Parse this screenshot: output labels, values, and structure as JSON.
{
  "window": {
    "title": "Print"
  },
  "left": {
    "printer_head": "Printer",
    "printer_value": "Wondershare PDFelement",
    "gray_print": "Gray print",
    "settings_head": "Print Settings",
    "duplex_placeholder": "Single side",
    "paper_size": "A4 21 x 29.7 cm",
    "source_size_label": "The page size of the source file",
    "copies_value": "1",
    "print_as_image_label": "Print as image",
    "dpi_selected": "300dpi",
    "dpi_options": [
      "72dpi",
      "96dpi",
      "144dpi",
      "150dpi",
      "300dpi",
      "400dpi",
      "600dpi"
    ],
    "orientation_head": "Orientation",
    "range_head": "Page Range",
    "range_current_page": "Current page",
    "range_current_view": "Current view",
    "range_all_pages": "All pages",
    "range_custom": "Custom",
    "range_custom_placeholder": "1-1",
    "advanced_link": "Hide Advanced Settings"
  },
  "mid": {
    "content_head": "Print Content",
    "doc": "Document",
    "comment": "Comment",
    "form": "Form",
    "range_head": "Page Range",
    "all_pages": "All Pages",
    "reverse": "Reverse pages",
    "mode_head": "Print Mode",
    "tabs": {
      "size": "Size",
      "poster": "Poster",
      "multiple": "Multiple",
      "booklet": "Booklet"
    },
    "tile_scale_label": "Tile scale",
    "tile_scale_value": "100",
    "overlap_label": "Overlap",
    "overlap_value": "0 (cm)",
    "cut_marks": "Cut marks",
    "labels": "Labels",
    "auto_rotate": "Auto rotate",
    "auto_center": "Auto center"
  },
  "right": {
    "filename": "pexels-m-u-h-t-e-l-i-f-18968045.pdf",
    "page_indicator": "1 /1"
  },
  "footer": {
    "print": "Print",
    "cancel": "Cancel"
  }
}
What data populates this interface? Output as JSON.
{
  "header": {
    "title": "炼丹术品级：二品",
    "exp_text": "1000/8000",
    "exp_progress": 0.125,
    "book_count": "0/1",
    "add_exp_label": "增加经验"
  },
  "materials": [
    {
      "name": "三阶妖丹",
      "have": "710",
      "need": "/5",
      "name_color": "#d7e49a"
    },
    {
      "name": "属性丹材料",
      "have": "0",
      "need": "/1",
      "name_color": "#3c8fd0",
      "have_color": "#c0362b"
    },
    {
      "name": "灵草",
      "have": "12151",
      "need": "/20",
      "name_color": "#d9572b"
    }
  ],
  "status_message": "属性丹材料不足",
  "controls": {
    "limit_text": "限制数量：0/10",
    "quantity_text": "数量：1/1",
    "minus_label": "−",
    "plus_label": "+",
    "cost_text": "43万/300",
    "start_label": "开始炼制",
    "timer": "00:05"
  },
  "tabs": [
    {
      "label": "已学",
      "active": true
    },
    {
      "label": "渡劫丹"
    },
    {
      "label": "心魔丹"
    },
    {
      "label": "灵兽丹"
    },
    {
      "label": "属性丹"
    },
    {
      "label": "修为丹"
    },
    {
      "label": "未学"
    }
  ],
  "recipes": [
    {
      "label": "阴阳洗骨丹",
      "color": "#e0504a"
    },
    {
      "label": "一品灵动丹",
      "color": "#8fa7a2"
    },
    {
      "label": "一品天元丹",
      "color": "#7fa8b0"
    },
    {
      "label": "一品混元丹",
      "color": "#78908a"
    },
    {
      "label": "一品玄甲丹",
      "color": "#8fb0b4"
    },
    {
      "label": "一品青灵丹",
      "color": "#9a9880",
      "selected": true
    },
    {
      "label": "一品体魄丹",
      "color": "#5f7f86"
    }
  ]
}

#####

### AIM
Copy each line from the records above that includes the string "this".

### CORRECT OUTPUT
Parse this screenshot: output labels, values, and structure as JSON.
What data populates this interface? Output as JSON.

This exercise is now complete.